## Task
Pick out every line in the data below that holds "Unit".

## Listed entries
- - -
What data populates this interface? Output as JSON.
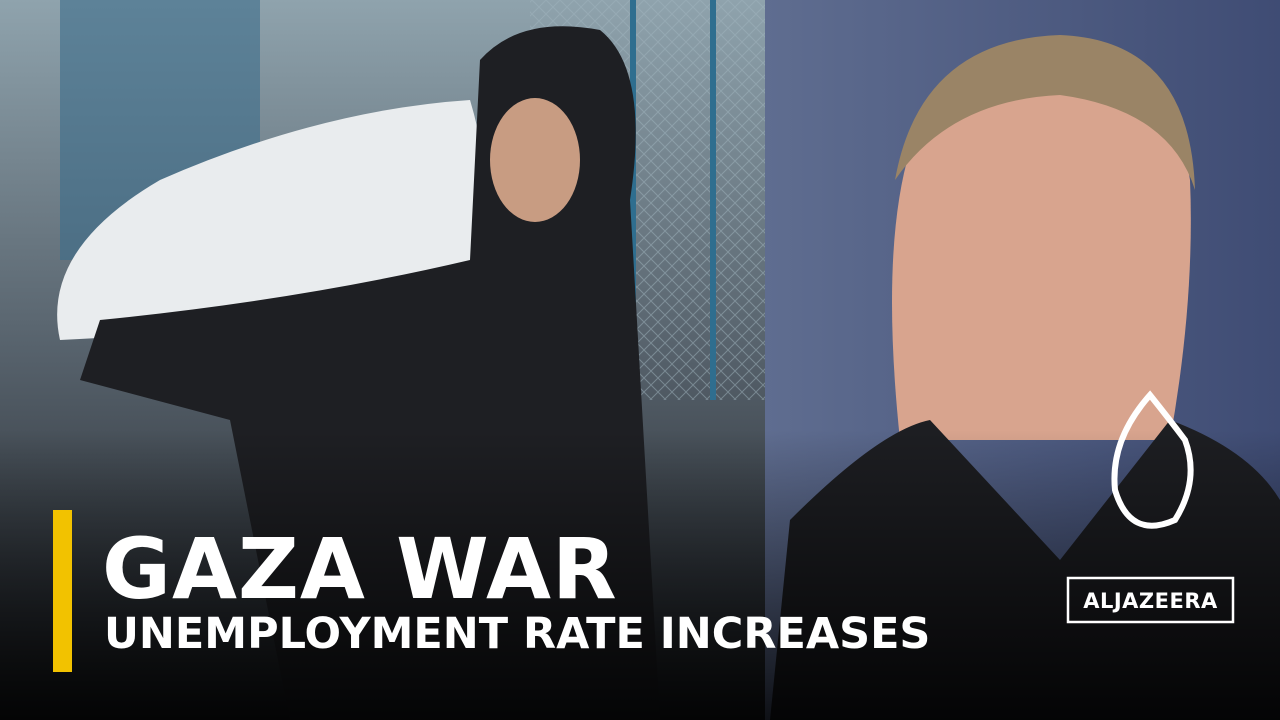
{
  "headline": {
    "title": "GAZA WAR",
    "subtitle": "UNEMPLOYMENT RATE INCREASES"
  },
  "logo": {
    "text": "ALJAZEERA"
  }
}
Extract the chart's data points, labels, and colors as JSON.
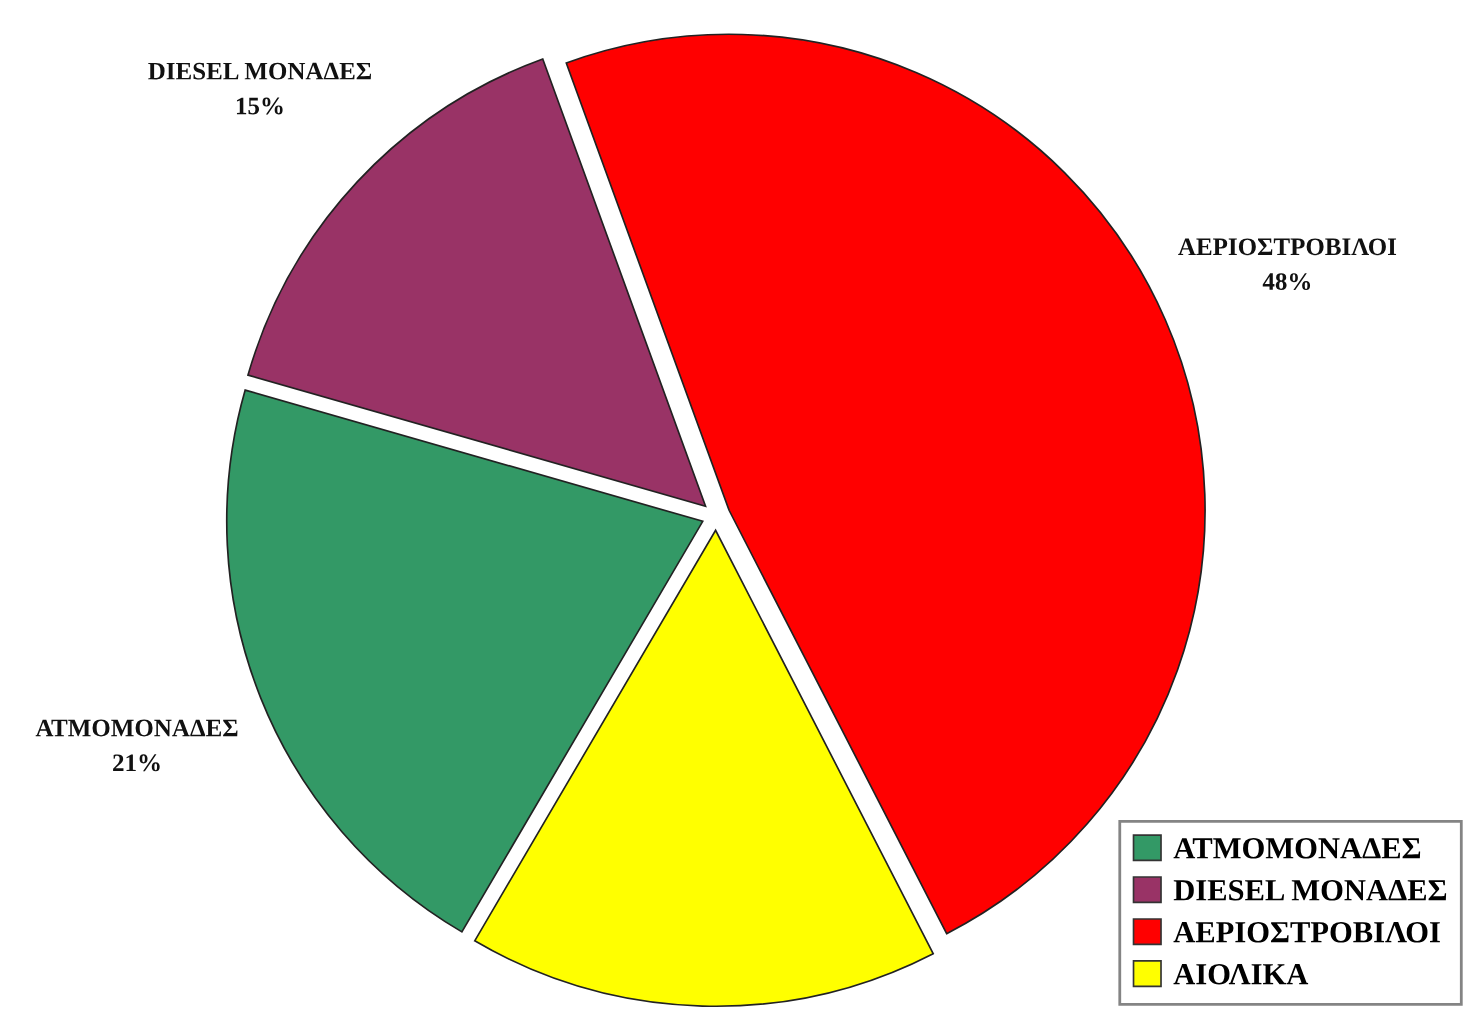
{
  "chart_data": {
    "type": "pie",
    "categories": [
      "ΑΤΜΟΜΟΝΑΔΕΣ",
      "DIESEL ΜΟΝΑΔΕΣ",
      "ΑΕΡΙΟΣΤΡΟΒΙΛΟΙ",
      "ΑΙΟΛΙΚΑ"
    ],
    "values": [
      21,
      15,
      48,
      16
    ],
    "colors": [
      "#339966",
      "#993366",
      "#ff0000",
      "#ffff00"
    ],
    "value_labels": [
      "21%",
      "15%",
      "48%",
      null
    ],
    "legend": "bottom right"
  }
}
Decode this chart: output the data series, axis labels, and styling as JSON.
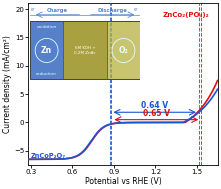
{
  "title": "",
  "xlabel": "Potential vs RHE (V)",
  "ylabel": "Current density (mA/cm²)",
  "xlim": [
    0.28,
    1.65
  ],
  "ylim": [
    -7.5,
    21
  ],
  "yticks": [
    -5,
    0,
    5,
    10,
    15,
    20
  ],
  "xticks": [
    0.3,
    0.6,
    0.9,
    1.2,
    1.5
  ],
  "blue_label": "ZnCoP₂O₇",
  "red_label": "ZnCo₂(PO₄)₂",
  "blue_color": "#1a55d4",
  "red_color": "#e01010",
  "blue_orr": 0.875,
  "blue_oer": 1.515,
  "red_orr": 0.882,
  "red_oer": 1.532,
  "blue_gap_label": "0.64 V",
  "red_gap_label": "0.65 V",
  "background_color": "#ffffff"
}
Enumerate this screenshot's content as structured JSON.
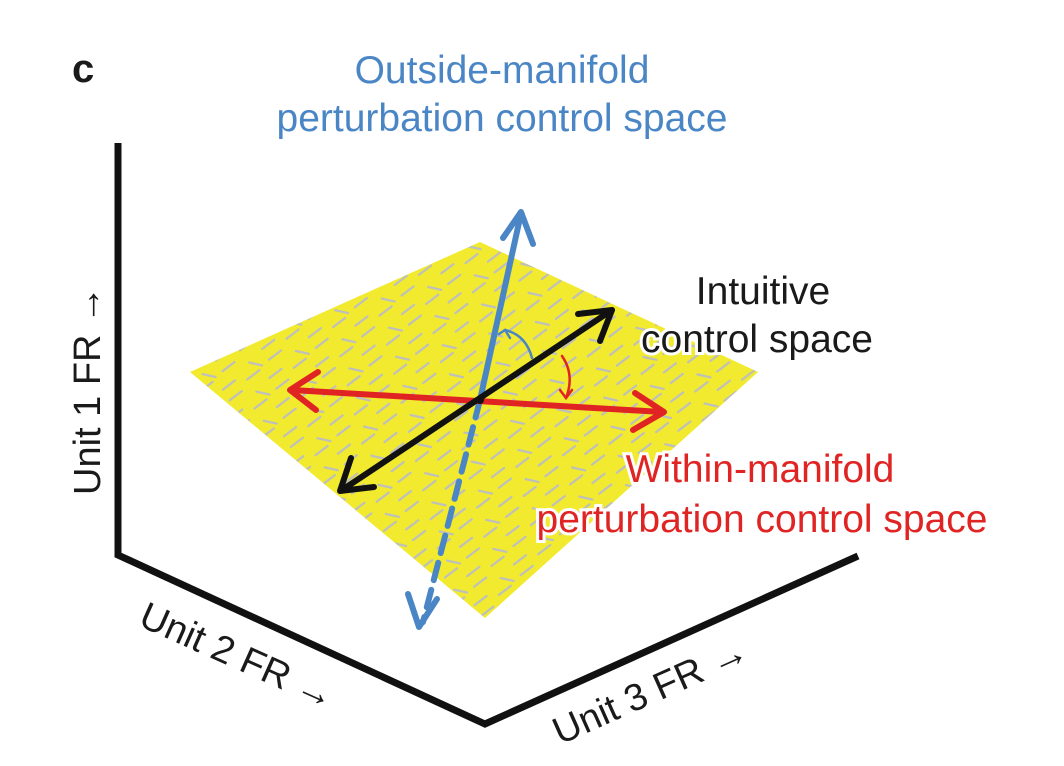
{
  "panel_label": "c",
  "colors": {
    "axes": "#111111",
    "manifold_fill": "#f2ea2e",
    "manifold_hatch": "#b9bcc8",
    "outside": "#4a86c5",
    "within": "#e02424",
    "intuitive": "#111111",
    "text": "#1a1a1a"
  },
  "axes": {
    "unit1": "Unit 1 FR →",
    "unit2": "Unit 2 FR →",
    "unit3": "Unit 3 FR →"
  },
  "labels": {
    "outside_line1": "Outside-manifold",
    "outside_line2": "perturbation control space",
    "intuitive_line1": "Intuitive",
    "intuitive_line2": "control space",
    "within_line1": "Within-manifold",
    "within_line2": "perturbation control space"
  }
}
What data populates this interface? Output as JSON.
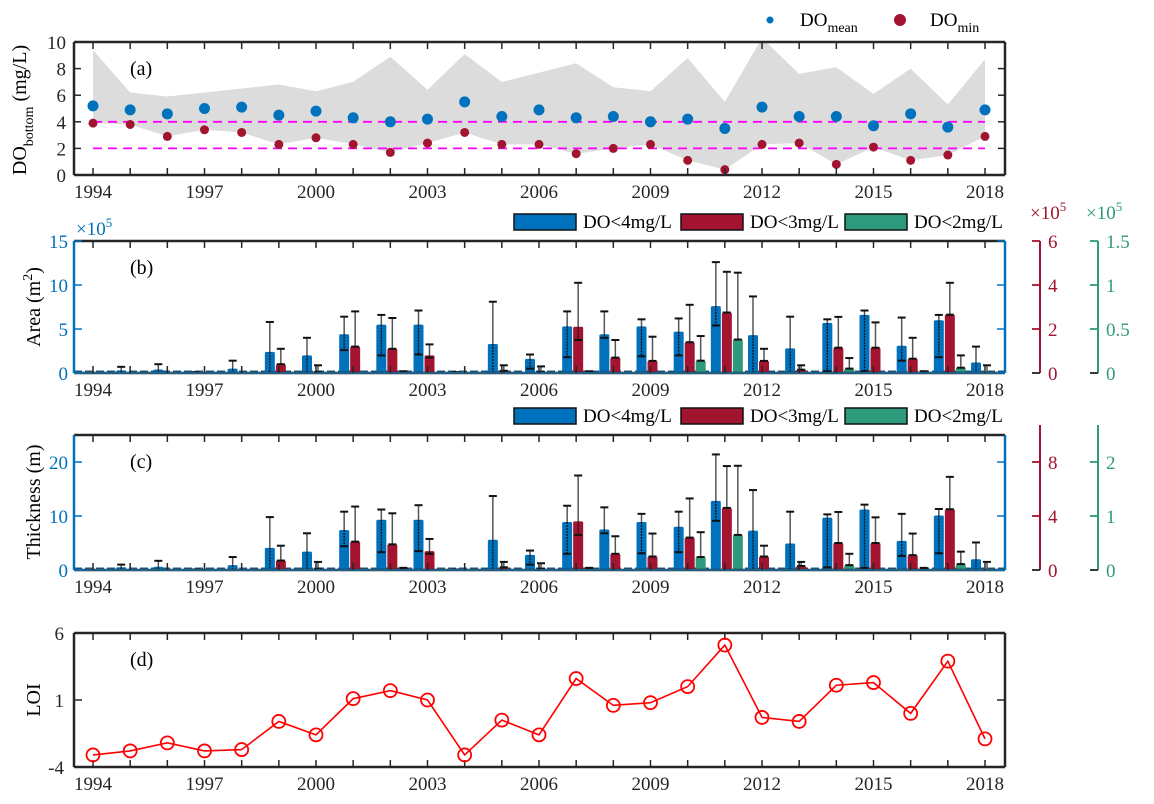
- - -
## Answer to the problem
    "unit1": "Unit 1 FR →",
    "unit2": "Unit 2 FR →",
    "unit3": "Unit 3 FR →"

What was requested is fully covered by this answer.